===== Input material
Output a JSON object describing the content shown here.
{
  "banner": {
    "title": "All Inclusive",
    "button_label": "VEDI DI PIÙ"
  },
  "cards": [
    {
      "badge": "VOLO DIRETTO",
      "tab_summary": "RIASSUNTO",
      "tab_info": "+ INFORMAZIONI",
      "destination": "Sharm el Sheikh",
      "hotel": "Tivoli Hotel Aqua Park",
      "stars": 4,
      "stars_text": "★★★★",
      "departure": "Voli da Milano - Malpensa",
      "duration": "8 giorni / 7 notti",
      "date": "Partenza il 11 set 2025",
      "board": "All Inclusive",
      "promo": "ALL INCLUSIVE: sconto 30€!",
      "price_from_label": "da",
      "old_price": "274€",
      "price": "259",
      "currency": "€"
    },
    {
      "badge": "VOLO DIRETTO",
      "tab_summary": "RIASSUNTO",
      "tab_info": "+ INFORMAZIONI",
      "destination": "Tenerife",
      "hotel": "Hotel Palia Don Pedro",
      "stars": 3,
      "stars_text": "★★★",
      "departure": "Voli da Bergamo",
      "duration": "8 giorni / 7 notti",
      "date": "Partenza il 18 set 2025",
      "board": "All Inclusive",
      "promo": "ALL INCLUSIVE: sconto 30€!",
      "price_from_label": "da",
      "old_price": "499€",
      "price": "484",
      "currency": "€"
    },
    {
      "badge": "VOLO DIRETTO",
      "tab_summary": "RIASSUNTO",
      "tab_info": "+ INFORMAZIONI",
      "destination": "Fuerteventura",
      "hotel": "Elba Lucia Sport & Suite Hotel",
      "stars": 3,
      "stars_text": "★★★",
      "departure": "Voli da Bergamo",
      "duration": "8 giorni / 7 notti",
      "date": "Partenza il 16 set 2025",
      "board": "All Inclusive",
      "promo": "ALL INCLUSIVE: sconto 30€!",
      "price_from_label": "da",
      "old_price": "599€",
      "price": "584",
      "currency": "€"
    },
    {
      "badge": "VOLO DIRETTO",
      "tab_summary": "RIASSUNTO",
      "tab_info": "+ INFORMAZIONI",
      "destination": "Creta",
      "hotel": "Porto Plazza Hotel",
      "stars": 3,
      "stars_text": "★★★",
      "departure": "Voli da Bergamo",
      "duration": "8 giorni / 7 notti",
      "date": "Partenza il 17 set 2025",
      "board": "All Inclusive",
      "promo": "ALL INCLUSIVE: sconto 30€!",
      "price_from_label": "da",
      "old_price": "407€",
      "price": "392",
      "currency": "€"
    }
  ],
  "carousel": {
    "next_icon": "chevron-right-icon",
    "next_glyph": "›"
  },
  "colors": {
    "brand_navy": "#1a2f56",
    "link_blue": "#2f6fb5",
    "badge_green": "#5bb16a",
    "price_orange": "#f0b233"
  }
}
==========
Print the entries exactly. Include every one.

Output a JSON object describing the content shown here.
{
  "banner": {
    "title": "All Inclusive",
    "button_label": "VEDI DI PIÙ"
  },
  "cards": [
    {
      "badge": "VOLO DIRETTO",
      "tab_summary": "RIASSUNTO",
      "tab_info": "+ INFORMAZIONI",
      "destination": "Sharm el Sheikh",
      "hotel": "Tivoli Hotel Aqua Park",
      "stars": 4,
      "stars_text": "★★★★",
      "departure": "Voli da Milano - Malpensa",
      "duration": "8 giorni / 7 notti",
      "date": "Partenza il 11 set 2025",
      "board": "All Inclusive",
      "promo": "ALL INCLUSIVE: sconto 30€!",
      "price_from_label": "da",
      "old_price": "274€",
      "price": "259",
      "currency": "€"
    },
    {
      "badge": "VOLO DIRETTO",
      "tab_summary": "RIASSUNTO",
      "tab_info": "+ INFORMAZIONI",
      "destination": "Tenerife",
      "hotel": "Hotel Palia Don Pedro",
      "stars": 3,
      "stars_text": "★★★",
      "departure": "Voli da Bergamo",
      "duration": "8 giorni / 7 notti",
      "date": "Partenza il 18 set 2025",
      "board": "All Inclusive",
      "promo": "ALL INCLUSIVE: sconto 30€!",
      "price_from_label": "da",
      "old_price": "499€",
      "price": "484",
      "currency": "€"
    },
    {
      "badge": "VOLO DIRETTO",
      "tab_summary": "RIASSUNTO",
      "tab_info": "+ INFORMAZIONI",
      "destination": "Fuerteventura",
      "hotel": "Elba Lucia Sport & Suite Hotel",
      "stars": 3,
      "stars_text": "★★★",
      "departure": "Voli da Bergamo",
      "duration": "8 giorni / 7 notti",
      "date": "Partenza il 16 set 2025",
      "board": "All Inclusive",
      "promo": "ALL INCLUSIVE: sconto 30€!",
      "price_from_label": "da",
      "old_price": "599€",
      "price": "584",
      "currency": "€"
    },
    {
      "badge": "VOLO DIRETTO",
      "tab_summary": "RIASSUNTO",
      "tab_info": "+ INFORMAZIONI",
      "destination": "Creta",
      "hotel": "Porto Plazza Hotel",
      "stars": 3,
      "stars_text": "★★★",
      "departure": "Voli da Bergamo",
      "duration": "8 giorni / 7 notti",
      "date": "Partenza il 17 set 2025",
      "board": "All Inclusive",
      "promo": "ALL INCLUSIVE: sconto 30€!",
      "price_from_label": "da",
      "old_price": "407€",
      "price": "392",
      "currency": "€"
    }
  ],
  "carousel": {
    "next_icon": "chevron-right-icon",
    "next_glyph": "›"
  },
  "colors": {
    "brand_navy": "#1a2f56",
    "link_blue": "#2f6fb5",
    "badge_green": "#5bb16a",
    "price_orange": "#f0b233"
  }
}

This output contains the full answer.